INSTRUCTIONS TO FOLLOW
Every line below should be copied exactly; drop the pictures.

━━━━━━━━━━

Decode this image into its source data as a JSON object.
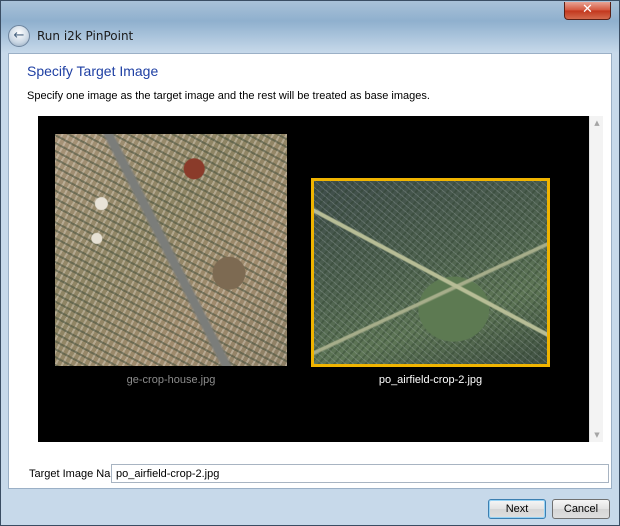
{
  "window": {
    "app_title": "Run i2k PinPoint",
    "close_glyph": "✕",
    "back_glyph": "←"
  },
  "page": {
    "title": "Specify Target Image",
    "instructions": "Specify one image as the target image and the rest will be treated as base images."
  },
  "images": [
    {
      "filename": "ge-crop-house.jpg",
      "selected": false
    },
    {
      "filename": "po_airfield-crop-2.jpg",
      "selected": true
    }
  ],
  "scrollbar": {
    "up_glyph": "▲",
    "down_glyph": "▼"
  },
  "target": {
    "label": "Target Image Name:",
    "value": "po_airfield-crop-2.jpg"
  },
  "footer": {
    "next_label": "Next",
    "cancel_label": "Cancel"
  },
  "colors": {
    "selection_border": "#f0b400",
    "title_blue": "#1e3fa3"
  }
}
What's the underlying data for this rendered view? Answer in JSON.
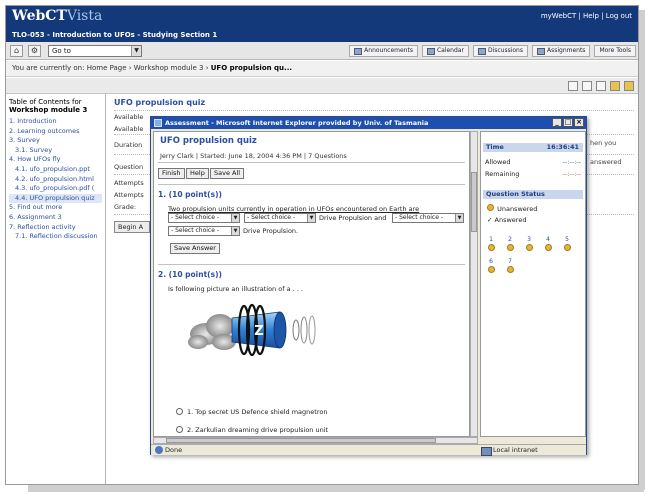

━━━━━━━━━━

TASK SOLUTION
Decode this image into its source data as a JSON object.
{
  "window": {
    "app_title": "Run i2k PinPoint",
    "close_glyph": "✕",
    "back_glyph": "←"
  },
  "page": {
    "title": "Specify Target Image",
    "instructions": "Specify one image as the target image and the rest will be treated as base images."
  },
  "images": [
    {
      "filename": "ge-crop-house.jpg",
      "selected": false
    },
    {
      "filename": "po_airfield-crop-2.jpg",
      "selected": true
    }
  ],
  "scrollbar": {
    "up_glyph": "▲",
    "down_glyph": "▼"
  },
  "target": {
    "label": "Target Image Name:",
    "value": "po_airfield-crop-2.jpg"
  },
  "footer": {
    "next_label": "Next",
    "cancel_label": "Cancel"
  },
  "colors": {
    "selection_border": "#f0b400",
    "title_blue": "#1e3fa3"
  }
}
What's the underlying data for this rendered view? Answer in JSON.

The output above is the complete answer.